What is expected =>
Beneath this sentence is a set of records; write each of them out exactly.

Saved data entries
################

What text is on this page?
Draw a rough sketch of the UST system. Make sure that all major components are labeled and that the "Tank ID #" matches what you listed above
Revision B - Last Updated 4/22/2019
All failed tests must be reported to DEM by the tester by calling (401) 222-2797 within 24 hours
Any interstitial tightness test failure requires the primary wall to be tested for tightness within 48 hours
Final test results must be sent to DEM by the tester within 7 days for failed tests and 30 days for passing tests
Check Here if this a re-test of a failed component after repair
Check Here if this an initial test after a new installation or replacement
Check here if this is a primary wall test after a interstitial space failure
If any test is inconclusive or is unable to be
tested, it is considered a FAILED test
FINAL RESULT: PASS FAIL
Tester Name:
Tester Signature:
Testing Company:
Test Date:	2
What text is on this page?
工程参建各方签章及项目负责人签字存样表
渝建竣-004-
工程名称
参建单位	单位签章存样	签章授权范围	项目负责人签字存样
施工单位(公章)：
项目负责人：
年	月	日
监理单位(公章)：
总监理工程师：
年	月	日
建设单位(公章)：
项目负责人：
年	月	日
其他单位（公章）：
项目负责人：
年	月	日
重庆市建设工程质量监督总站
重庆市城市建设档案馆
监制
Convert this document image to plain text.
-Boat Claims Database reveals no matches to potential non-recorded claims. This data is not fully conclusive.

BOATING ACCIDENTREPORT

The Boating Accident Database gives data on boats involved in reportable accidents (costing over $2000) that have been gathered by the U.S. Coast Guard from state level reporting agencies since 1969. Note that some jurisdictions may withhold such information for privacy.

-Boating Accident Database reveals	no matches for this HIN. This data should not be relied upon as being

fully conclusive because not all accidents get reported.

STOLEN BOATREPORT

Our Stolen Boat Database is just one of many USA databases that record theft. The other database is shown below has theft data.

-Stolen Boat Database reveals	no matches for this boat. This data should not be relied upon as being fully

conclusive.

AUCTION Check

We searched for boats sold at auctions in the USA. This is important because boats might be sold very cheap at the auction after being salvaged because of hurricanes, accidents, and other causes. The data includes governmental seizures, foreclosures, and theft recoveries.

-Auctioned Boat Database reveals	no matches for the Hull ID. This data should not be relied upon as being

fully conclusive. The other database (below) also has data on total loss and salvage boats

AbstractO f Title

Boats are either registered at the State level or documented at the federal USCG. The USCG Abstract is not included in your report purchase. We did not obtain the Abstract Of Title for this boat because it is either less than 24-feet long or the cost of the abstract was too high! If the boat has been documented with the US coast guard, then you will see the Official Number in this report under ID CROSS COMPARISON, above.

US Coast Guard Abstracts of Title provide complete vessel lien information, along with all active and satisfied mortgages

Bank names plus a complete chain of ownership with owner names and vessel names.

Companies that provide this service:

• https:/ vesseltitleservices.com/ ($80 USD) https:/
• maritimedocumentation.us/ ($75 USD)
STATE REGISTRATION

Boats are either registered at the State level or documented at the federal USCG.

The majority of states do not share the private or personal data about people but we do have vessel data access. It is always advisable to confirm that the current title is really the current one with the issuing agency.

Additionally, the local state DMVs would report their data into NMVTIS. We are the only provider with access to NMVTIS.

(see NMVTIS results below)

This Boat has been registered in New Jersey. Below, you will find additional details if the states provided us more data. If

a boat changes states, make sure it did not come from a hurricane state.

################

The solution =>
What text is on this page?
Draw a rough sketch of the UST system. Make sure that all major components are labeled and that the "Tank ID #" matches what you listed above
Revision B - Last Updated 4/22/2019
All failed tests must be reported to DEM by the tester by calling (401) 222-2797 within 24 hours
Any interstitial tightness test failure requires the primary wall to be tested for tightness within 48 hours
Final test results must be sent to DEM by the tester within 7 days for failed tests and 30 days for passing tests
Check Here if this a re-test of a failed component after repair
Check Here if this an initial test after a new installation or replacement
Check here if this is a primary wall test after a interstitial space failure
If any test is inconclusive or is unable to be
tested, it is considered a FAILED test
FINAL RESULT: PASS FAIL
Tester Name:
Tester Signature:
Testing Company:
Test Date:	2
What text is on this page?
工程参建各方签章及项目负责人签字存样表
渝建竣-004-
工程名称
参建单位	单位签章存样	签章授权范围	项目负责人签字存样
施工单位(公章)：
项目负责人：
年	月	日
监理单位(公章)：
总监理工程师：
年	月	日
建设单位(公章)：
项目负责人：
年	月	日
其他单位（公章）：
项目负责人：
年	月	日
重庆市建设工程质量监督总站
重庆市城市建设档案馆
监制
Convert this document image to plain text.
-Boat Claims Database reveals no matches to potential non-recorded claims. This data is not fully conclusive.

BOATING ACCIDENTREPORT

The Boating Accident Database gives data on boats involved in reportable accidents (costing over $2000) that have been gathered by the U.S. Coast Guard from state level reporting agencies since 1969. Note that some jurisdictions may withhold such information for privacy.

-Boating Accident Database reveals	no matches for this HIN. This data should not be relied upon as being

fully conclusive because not all accidents get reported.

STOLEN BOATREPORT

Our Stolen Boat Database is just one of many USA databases that record theft. The other database is shown below has theft data.

-Stolen Boat Database reveals	no matches for this boat. This data should not be relied upon as being fully

conclusive.

AUCTION Check

We searched for boats sold at auctions in the USA. This is important because boats might be sold very cheap at the auction after being salvaged because of hurricanes, accidents, and other causes. The data includes governmental seizures, foreclosures, and theft recoveries.

-Auctioned Boat Database reveals	no matches for the Hull ID. This data should not be relied upon as being

fully conclusive. The other database (below) also has data on total loss and salvage boats

AbstractO f Title

Boats are either registered at the State level or documented at the federal USCG. The USCG Abstract is not included in your report purchase. We did not obtain the Abstract Of Title for this boat because it is either less than 24-feet long or the cost of the abstract was too high! If the boat has been documented with the US coast guard, then you will see the Official Number in this report under ID CROSS COMPARISON, above.

US Coast Guard Abstracts of Title provide complete vessel lien information, along with all active and satisfied mortgages

Bank names plus a complete chain of ownership with owner names and vessel names.

Companies that provide this service:

• https:/ vesseltitleservices.com/ ($80 USD) https:/
• maritimedocumentation.us/ ($75 USD)
STATE REGISTRATION

Boats are either registered at the State level or documented at the federal USCG.

The majority of states do not share the private or personal data about people but we do have vessel data access. It is always advisable to confirm that the current title is really the current one with the issuing agency.

Additionally, the local state DMVs would report their data into NMVTIS. We are the only provider with access to NMVTIS.

(see NMVTIS results below)

This Boat has been registered in New Jersey. Below, you will find additional details if the states provided us more data. If

a boat changes states, make sure it did not come from a hurricane state.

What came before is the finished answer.